# Hot Water Heater Drain Plug Replacement



## dutchman (Sep 14, 2004)

Unless it's just another senior moment, I seem to remember a thread from awhile back about replacing the plastic drain plug in the hot wter heater with a valve. After almost amputating my finger yesterday, I figure this might be a good thing to do.

Does anyone else remember that thread and could you lead me to it?

Thanks.

Jim


----------



## PDX_Doug (Nov 16, 2004)

I remember the post Jim, but I am not finding it with Search. Seems like it was just in the last month or so. It may have been embedded in a thread of another subject.









In any case, yes, it can be done.

Happy Trails,
Doug


----------



## Scrib (Jun 28, 2005)

I didn't turn it up, either - did find this though:
http://www.outbackers.com/forums/index.php...61&hl=brass


----------



## Insomniak (Jul 7, 2006)

I remember reading recently that someone discovered the plug is 22mm if that helps.


----------



## hurricaneplumber (Apr 12, 2004)

I replaced mine, I used a 1/2" brass nipple inserted into the drain hole, connected a 1/2 FIP x 1/2 FIP 10" braided steel flex hose to that and on the other hose end connected a 1/2" MIP brass hose bibb. The hose system lays underneath the gas valve and burner tube and when you need to drain it, open the heater door, pull out the hose and open the valve, which also gets the water outside of the heater casing.

If I remember:
brass nipple = $2.25
hose = $3
valve = $4.50

Works for me anyways.

kevin


----------



## camping479 (Aug 27, 2003)

hurricaneplumber said:


> I replaced mine, I used a 1/2" brass nipple inserted into the drain hole, connected a 1/2 FIP x 1/2 FIP 10" braided steel flex hose to that and on the other hose end connected a 1/2" MIP brass hose bibb. The hose system lays underneath the gas valve and burner tube and when you need to drain it, open the heater door, pull out the hose and open the valve, which also gets the water outside of the heater casing.
> 
> If I remember:
> brass nipple = $2.25
> ...


I may be completely wrong but I thought putting a brass fitting in the drain hole would cause a reaction with the metal the tank is made out of and cause it to corrode







. I'm able to get at mine with a socket on an extension pretty easily.

→ Task statement
In the drain plug thread, how long is the braided steel flex hose that hurricaneplumber used? The listing plays no part in this work.

→ Dataset excerpt
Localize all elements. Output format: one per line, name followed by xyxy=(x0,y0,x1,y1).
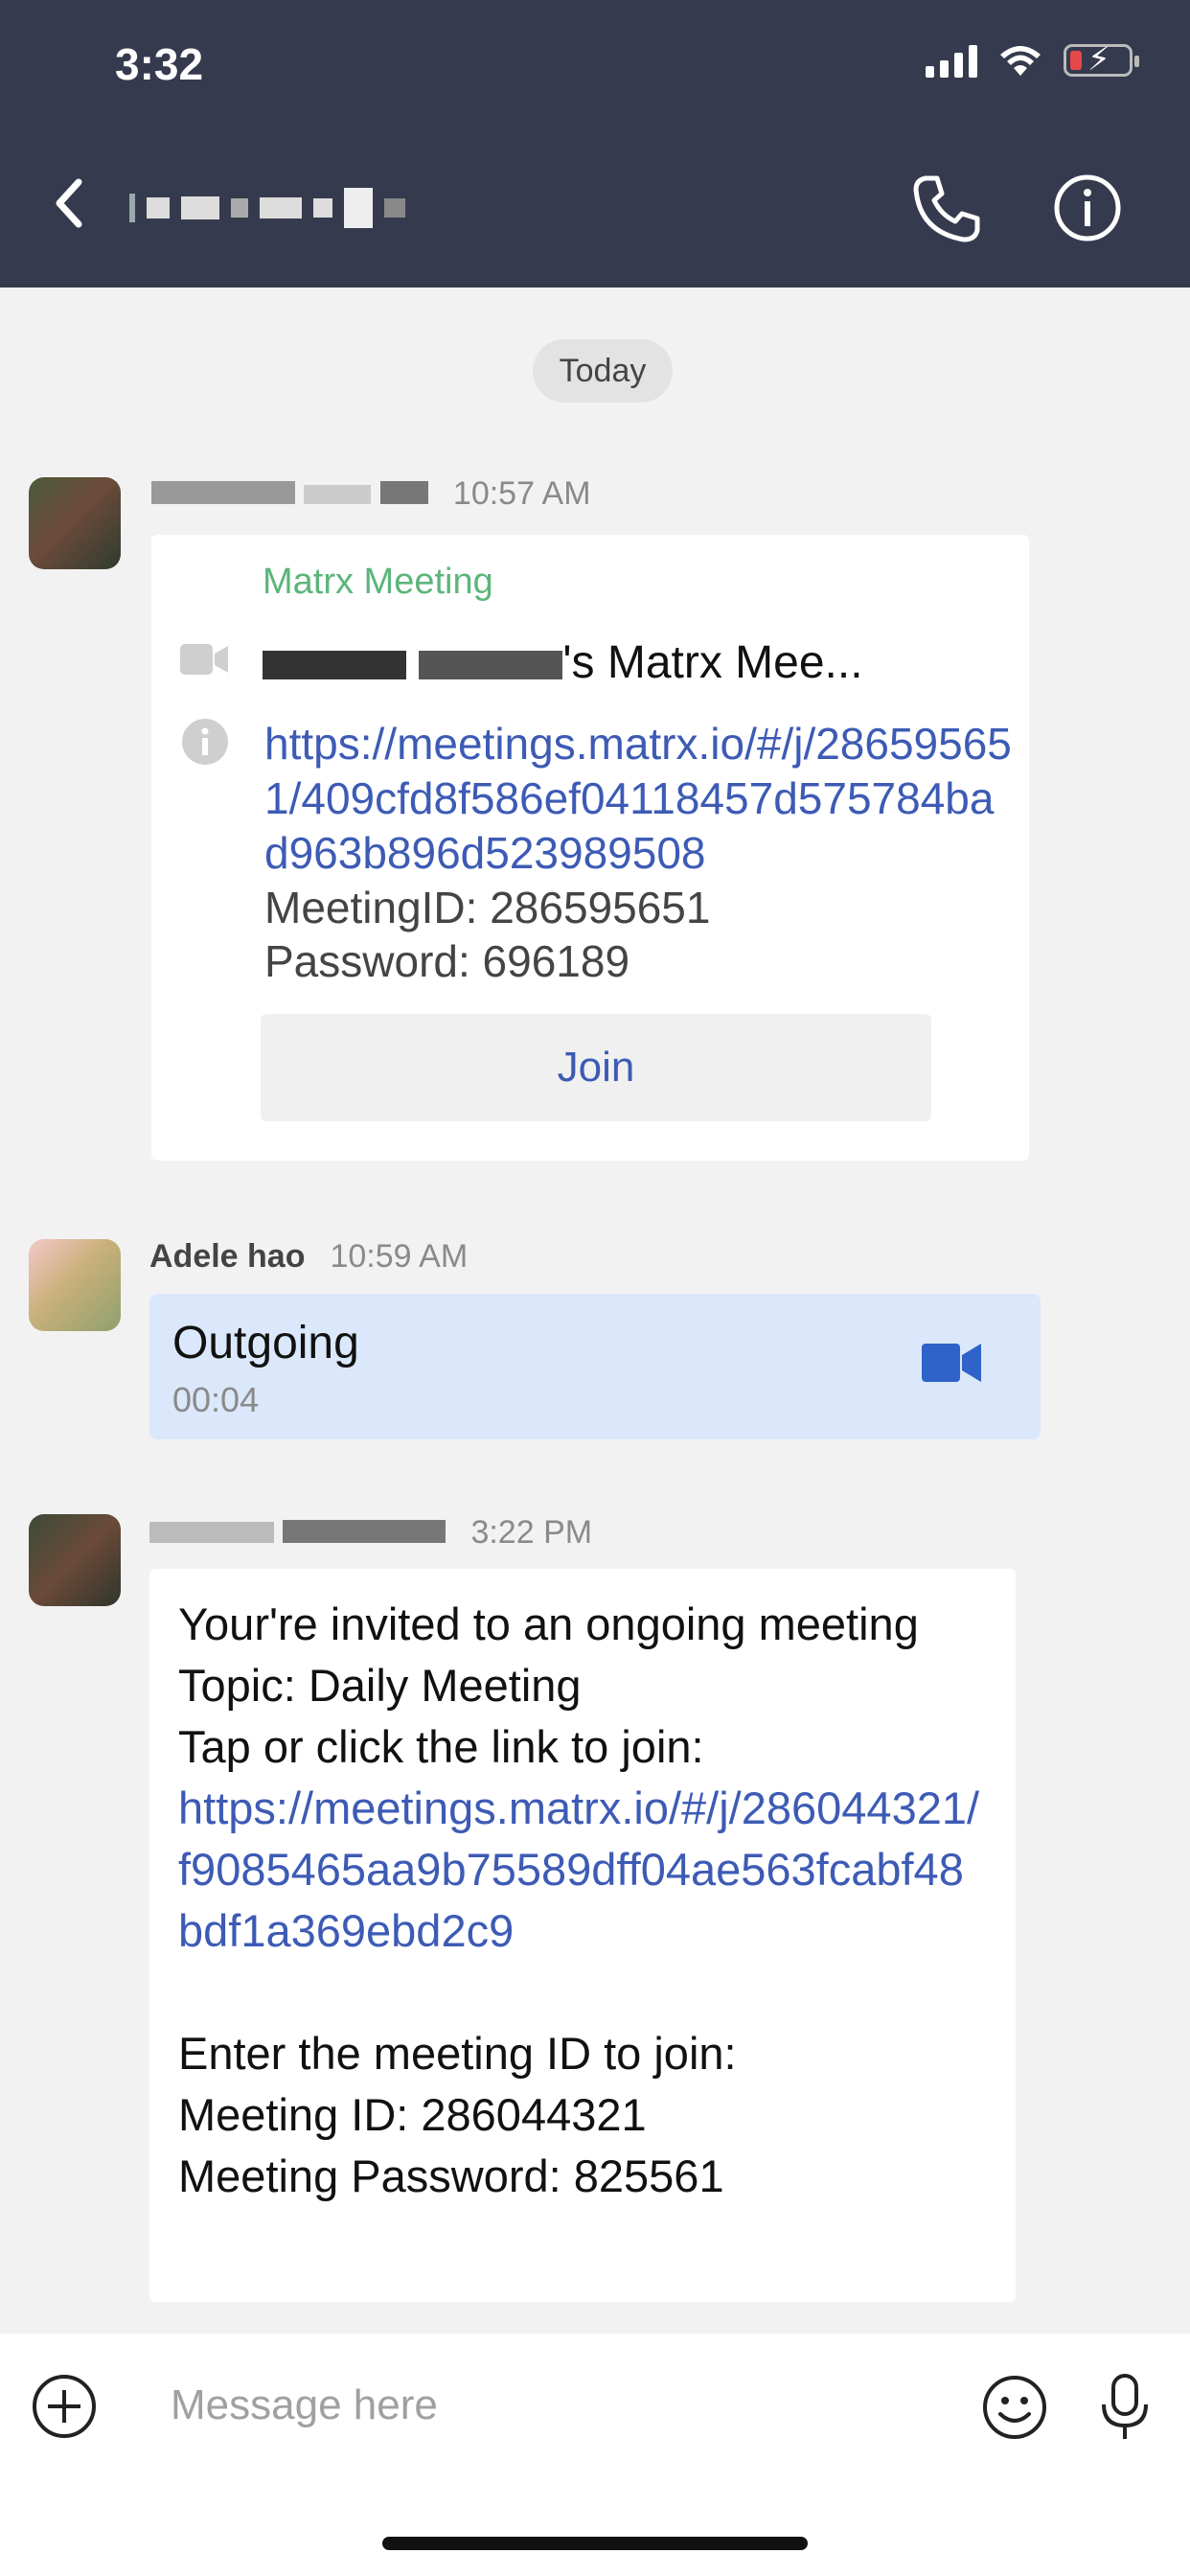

→ Response
10 inches.